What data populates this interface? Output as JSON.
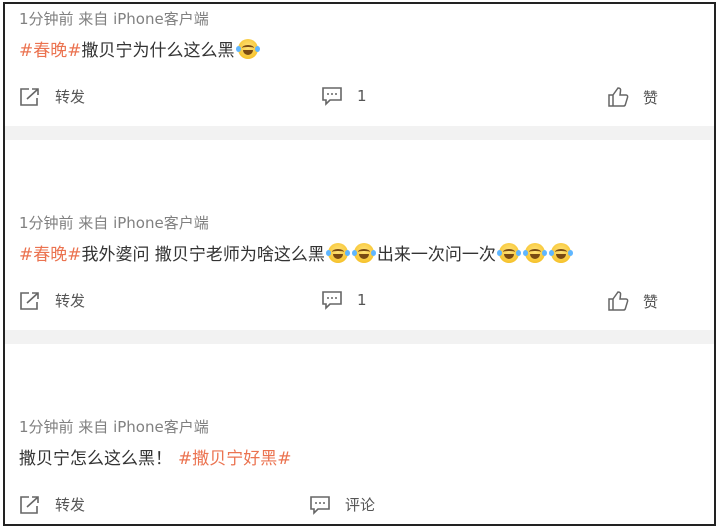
{
  "posts": [
    {
      "meta": "1分钟前  来自 iPhone客户端",
      "tag": "#春晚#",
      "text1": " 撒贝宁为什么这么黑",
      "text2": "",
      "repost": "转发",
      "comment": "1",
      "like": "赞"
    },
    {
      "meta": "1分钟前  来自 iPhone客户端",
      "tag": "#春晚#",
      "text1": "我外婆问 撒贝宁老师为啥这么黑",
      "text2": "出来一次问一次",
      "repost": "转发",
      "comment": "1",
      "like": "赞"
    },
    {
      "meta": "1分钟前  来自 iPhone客户端",
      "text1": "撒贝宁怎么这么黑！",
      "tag": "#撒贝宁好黑#",
      "repost": "转发",
      "comment": "评论"
    }
  ],
  "icons": [
    "repost-icon",
    "comment-icon",
    "like-icon",
    "laugh-cry-emoji"
  ],
  "colors": {
    "tag": "#eb7350",
    "meta": "#808080",
    "separator": "#f2f2f2",
    "border": "#222222"
  }
}
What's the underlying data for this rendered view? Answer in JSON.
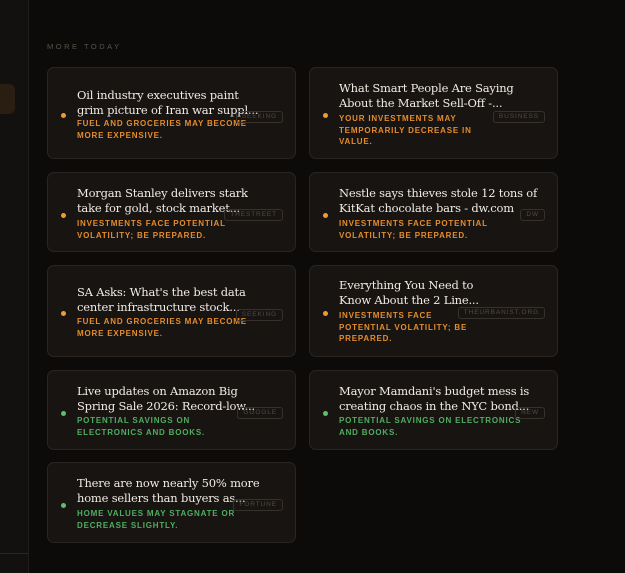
{
  "section_label": "MORE TODAY",
  "cards": [
    {
      "title_l1": "Oil industry executives paint",
      "title_l2": "grim picture of Iran war suppl...",
      "impact_l1": "FUEL AND GROCERIES MAY BECOME",
      "impact_l2": "MORE EXPENSIVE.",
      "impact_l3": "",
      "tag": "SEEKING",
      "tone": "orange"
    },
    {
      "title_l1": "What Smart People Are Saying",
      "title_l2": "About the Market Sell-Off -...",
      "impact_l1": "YOUR INVESTMENTS MAY",
      "impact_l2": "TEMPORARILY DECREASE IN",
      "impact_l3": "VALUE.",
      "tag": "BUSINESS",
      "tone": "orange"
    },
    {
      "title_l1": "Morgan Stanley delivers stark",
      "title_l2": "take for gold, stock market...",
      "impact_l1": "INVESTMENTS FACE POTENTIAL",
      "impact_l2": "VOLATILITY; BE PREPARED.",
      "impact_l3": "",
      "tag": "THESTREET",
      "tone": "orange"
    },
    {
      "title_l1": "Nestle says thieves stole 12 tons of",
      "title_l2": "KitKat chocolate bars - dw.com",
      "impact_l1": "INVESTMENTS FACE POTENTIAL",
      "impact_l2": "VOLATILITY; BE PREPARED.",
      "impact_l3": "",
      "tag": "DW",
      "tone": "orange"
    },
    {
      "title_l1": "SA Asks: What's the best data",
      "title_l2": "center infrastructure stock...",
      "impact_l1": "FUEL AND GROCERIES MAY BECOME",
      "impact_l2": "MORE EXPENSIVE.",
      "impact_l3": "",
      "tag": "SEEKING",
      "tone": "orange"
    },
    {
      "title_l1": "Everything You Need to",
      "title_l2": "Know About the 2 Line...",
      "impact_l1": "INVESTMENTS FACE",
      "impact_l2": "POTENTIAL VOLATILITY; BE",
      "impact_l3": "PREPARED.",
      "tag": "THEURBANIST.ORG",
      "tone": "orange"
    },
    {
      "title_l1": "Live updates on Amazon Big",
      "title_l2": "Spring Sale 2026: Record-low...",
      "impact_l1": "POTENTIAL SAVINGS ON",
      "impact_l2": "ELECTRONICS AND BOOKS.",
      "impact_l3": "",
      "tag": "GOOGLE",
      "tone": "green"
    },
    {
      "title_l1": "Mayor Mamdani's budget mess is",
      "title_l2": "creating chaos in the NYC bond...",
      "impact_l1": "POTENTIAL SAVINGS ON ELECTRONICS",
      "impact_l2": "AND BOOKS.",
      "impact_l3": "",
      "tag": "NEW",
      "tone": "green"
    },
    {
      "title_l1": "There are now nearly 50% more",
      "title_l2": "home sellers than buyers as...",
      "impact_l1": "HOME VALUES MAY STAGNATE OR",
      "impact_l2": "DECREASE SLIGHTLY.",
      "impact_l3": "",
      "tag": "FORTUNE",
      "tone": "green"
    }
  ]
}
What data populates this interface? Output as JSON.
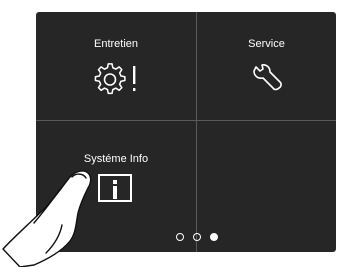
{
  "tiles": [
    {
      "label": "Entretien",
      "icon": "maintenance-gear-icon"
    },
    {
      "label": "Service",
      "icon": "wrench-icon"
    },
    {
      "label": "Systéme Info",
      "icon": "info-icon"
    },
    {
      "label": "",
      "icon": ""
    }
  ],
  "pager": {
    "pages": 3,
    "active": 3
  },
  "colors": {
    "screen_bg": "#262626",
    "divider": "#5a5a5a",
    "foreground": "#ffffff"
  }
}
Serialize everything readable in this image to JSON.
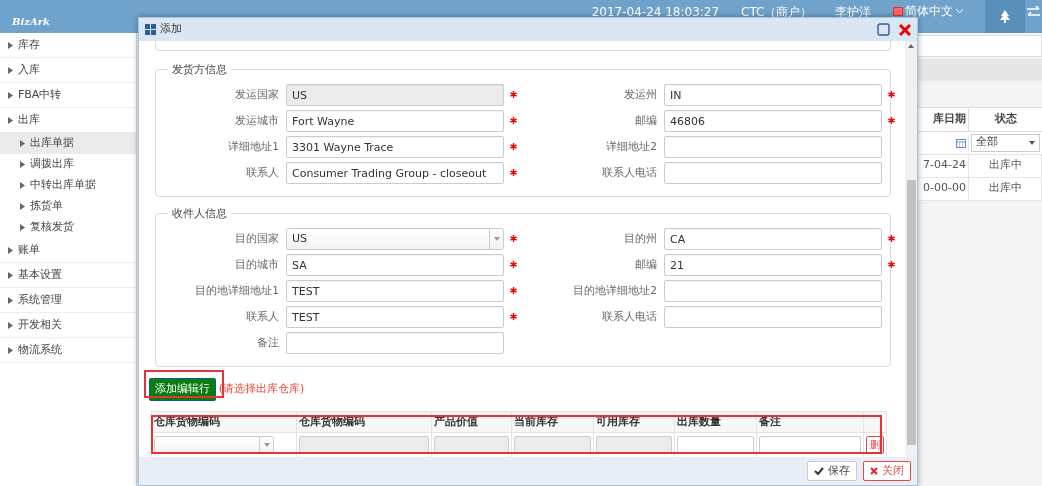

+++

### THE TASK
Pick out the lines that have the word "this". Copy them all.

### SOLUTION TO THE EXERCISE
What data populates this interface? Output as JSON.
What's the underlying data for this rendered view? Answer in JSON.
What data populates this interface? Output as JSON.
Serialize everything readable in this image to JSON.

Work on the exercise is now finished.